__Entries with figure data__.
+===+
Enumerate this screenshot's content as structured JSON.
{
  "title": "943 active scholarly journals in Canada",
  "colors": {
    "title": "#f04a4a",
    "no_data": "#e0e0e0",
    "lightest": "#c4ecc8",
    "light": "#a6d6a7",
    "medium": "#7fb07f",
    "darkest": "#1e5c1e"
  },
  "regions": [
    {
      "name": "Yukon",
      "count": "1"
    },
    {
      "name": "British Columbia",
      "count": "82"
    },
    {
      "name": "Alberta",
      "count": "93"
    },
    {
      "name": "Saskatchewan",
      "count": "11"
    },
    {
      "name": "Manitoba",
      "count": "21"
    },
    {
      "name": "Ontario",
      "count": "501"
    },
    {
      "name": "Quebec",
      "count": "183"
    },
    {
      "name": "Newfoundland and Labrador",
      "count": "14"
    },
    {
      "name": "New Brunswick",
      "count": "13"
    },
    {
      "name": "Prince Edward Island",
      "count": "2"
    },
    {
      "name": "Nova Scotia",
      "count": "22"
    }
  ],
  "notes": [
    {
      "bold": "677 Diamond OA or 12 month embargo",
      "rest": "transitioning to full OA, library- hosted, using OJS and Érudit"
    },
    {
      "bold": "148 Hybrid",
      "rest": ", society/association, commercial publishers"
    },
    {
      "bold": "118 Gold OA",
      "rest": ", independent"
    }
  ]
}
+===+
All of the material above needs to be copied exactly.

__FINAL RESULT__.
Enumerate this screenshot's content as structured JSON.
{
  "title": "943 active scholarly journals in Canada",
  "colors": {
    "title": "#f04a4a",
    "no_data": "#e0e0e0",
    "lightest": "#c4ecc8",
    "light": "#a6d6a7",
    "medium": "#7fb07f",
    "darkest": "#1e5c1e"
  },
  "regions": [
    {
      "name": "Yukon",
      "count": "1"
    },
    {
      "name": "British Columbia",
      "count": "82"
    },
    {
      "name": "Alberta",
      "count": "93"
    },
    {
      "name": "Saskatchewan",
      "count": "11"
    },
    {
      "name": "Manitoba",
      "count": "21"
    },
    {
      "name": "Ontario",
      "count": "501"
    },
    {
      "name": "Quebec",
      "count": "183"
    },
    {
      "name": "Newfoundland and Labrador",
      "count": "14"
    },
    {
      "name": "New Brunswick",
      "count": "13"
    },
    {
      "name": "Prince Edward Island",
      "count": "2"
    },
    {
      "name": "Nova Scotia",
      "count": "22"
    }
  ],
  "notes": [
    {
      "bold": "677 Diamond OA or 12 month embargo",
      "rest": "transitioning to full OA, library- hosted, using OJS and Érudit"
    },
    {
      "bold": "148 Hybrid",
      "rest": ", society/association, commercial publishers"
    },
    {
      "bold": "118 Gold OA",
      "rest": ", independent"
    }
  ]
}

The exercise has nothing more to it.